Written exercise:
Your task is to give the data again, exactly, with every line intact.

[start of Recorded information]

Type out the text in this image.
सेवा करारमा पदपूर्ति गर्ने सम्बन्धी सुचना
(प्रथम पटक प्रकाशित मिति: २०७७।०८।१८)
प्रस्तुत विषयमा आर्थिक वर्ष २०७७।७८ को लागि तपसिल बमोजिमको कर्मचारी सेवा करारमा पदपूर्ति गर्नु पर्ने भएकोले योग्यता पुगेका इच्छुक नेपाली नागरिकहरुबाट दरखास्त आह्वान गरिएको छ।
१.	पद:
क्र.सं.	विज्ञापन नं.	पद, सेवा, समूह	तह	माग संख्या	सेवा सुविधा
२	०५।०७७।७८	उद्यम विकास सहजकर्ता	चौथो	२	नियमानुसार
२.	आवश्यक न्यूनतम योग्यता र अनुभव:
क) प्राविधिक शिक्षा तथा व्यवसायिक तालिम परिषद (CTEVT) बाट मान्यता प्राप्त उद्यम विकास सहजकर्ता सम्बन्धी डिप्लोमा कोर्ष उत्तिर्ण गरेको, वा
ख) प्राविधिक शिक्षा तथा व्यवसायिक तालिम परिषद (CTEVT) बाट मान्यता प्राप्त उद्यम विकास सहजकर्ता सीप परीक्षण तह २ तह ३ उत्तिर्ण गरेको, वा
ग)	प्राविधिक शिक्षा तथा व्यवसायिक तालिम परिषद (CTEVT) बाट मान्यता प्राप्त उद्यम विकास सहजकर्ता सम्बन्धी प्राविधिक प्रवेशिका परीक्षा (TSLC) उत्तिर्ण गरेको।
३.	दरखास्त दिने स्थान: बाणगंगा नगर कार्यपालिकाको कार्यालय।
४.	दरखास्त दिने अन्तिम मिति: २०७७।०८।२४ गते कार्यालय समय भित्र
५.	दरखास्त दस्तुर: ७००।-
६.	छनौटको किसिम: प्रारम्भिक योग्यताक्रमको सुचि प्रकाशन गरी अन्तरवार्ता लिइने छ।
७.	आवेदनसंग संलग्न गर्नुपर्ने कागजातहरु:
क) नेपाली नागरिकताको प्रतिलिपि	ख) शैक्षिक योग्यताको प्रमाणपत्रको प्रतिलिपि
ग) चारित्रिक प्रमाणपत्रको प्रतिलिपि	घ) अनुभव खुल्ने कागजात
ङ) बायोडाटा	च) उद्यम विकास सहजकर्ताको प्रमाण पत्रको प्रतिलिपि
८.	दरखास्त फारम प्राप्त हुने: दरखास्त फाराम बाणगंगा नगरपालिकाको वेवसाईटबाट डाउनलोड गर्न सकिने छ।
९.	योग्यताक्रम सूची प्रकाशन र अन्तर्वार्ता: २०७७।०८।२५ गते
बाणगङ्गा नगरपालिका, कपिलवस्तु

[end of Recorded information]

Output for this exercise:
Type out the text in this image.
सेवा करारमा पदपूर्ति गर्ने सम्बन्धी सुचना
(प्रथम पटक प्रकाशित मिति: २०७७।०८।१८)
प्रस्तुत विषयमा आर्थिक वर्ष २०७७।७८ को लागि तपसिल बमोजिमको कर्मचारी सेवा करारमा पदपूर्ति गर्नु पर्ने भएकोले योग्यता पुगेका इच्छुक नेपाली नागरिकहरुबाट दरखास्त आह्वान गरिएको छ।
१.	पद:
क्र.सं.	विज्ञापन नं.	पद, सेवा, समूह	तह	माग संख्या	सेवा सुविधा
२	०५।०७७।७८	उद्यम विकास सहजकर्ता	चौथो	२	नियमानुसार
२.	आवश्यक न्यूनतम योग्यता र अनुभव:
क) प्राविधिक शिक्षा तथा व्यवसायिक तालिम परिषद (CTEVT) बाट मान्यता प्राप्त उद्यम विकास सहजकर्ता सम्बन्धी डिप्लोमा कोर्ष उत्तिर्ण गरेको, वा
ख) प्राविधिक शिक्षा तथा व्यवसायिक तालिम परिषद (CTEVT) बाट मान्यता प्राप्त उद्यम विकास सहजकर्ता सीप परीक्षण तह २ तह ३ उत्तिर्ण गरेको, वा
ग)	प्राविधिक शिक्षा तथा व्यवसायिक तालिम परिषद (CTEVT) बाट मान्यता प्राप्त उद्यम विकास सहजकर्ता सम्बन्धी प्राविधिक प्रवेशिका परीक्षा (TSLC) उत्तिर्ण गरेको।
३.	दरखास्त दिने स्थान: बाणगंगा नगर कार्यपालिकाको कार्यालय।
४.	दरखास्त दिने अन्तिम मिति: २०७७।०८।२४ गते कार्यालय समय भित्र
५.	दरखास्त दस्तुर: ७००।-
६.	छनौटको किसिम: प्रारम्भिक योग्यताक्रमको सुचि प्रकाशन गरी अन्तरवार्ता लिइने छ।
७.	आवेदनसंग संलग्न गर्नुपर्ने कागजातहरु:
क) नेपाली नागरिकताको प्रतिलिपि	ख) शैक्षिक योग्यताको प्रमाणपत्रको प्रतिलिपि
ग) चारित्रिक प्रमाणपत्रको प्रतिलिपि	घ) अनुभव खुल्ने कागजात
ङ) बायोडाटा	च) उद्यम विकास सहजकर्ताको प्रमाण पत्रको प्रतिलिपि
८.	दरखास्त फारम प्राप्त हुने: दरखास्त फाराम बाणगंगा नगरपालिकाको वेवसाईटबाट डाउनलोड गर्न सकिने छ।
९.	योग्यताक्रम सूची प्रकाशन र अन्तर्वार्ता: २०७७।०८।२५ गते
बाणगङ्गा नगरपालिका, कपिलवस्तु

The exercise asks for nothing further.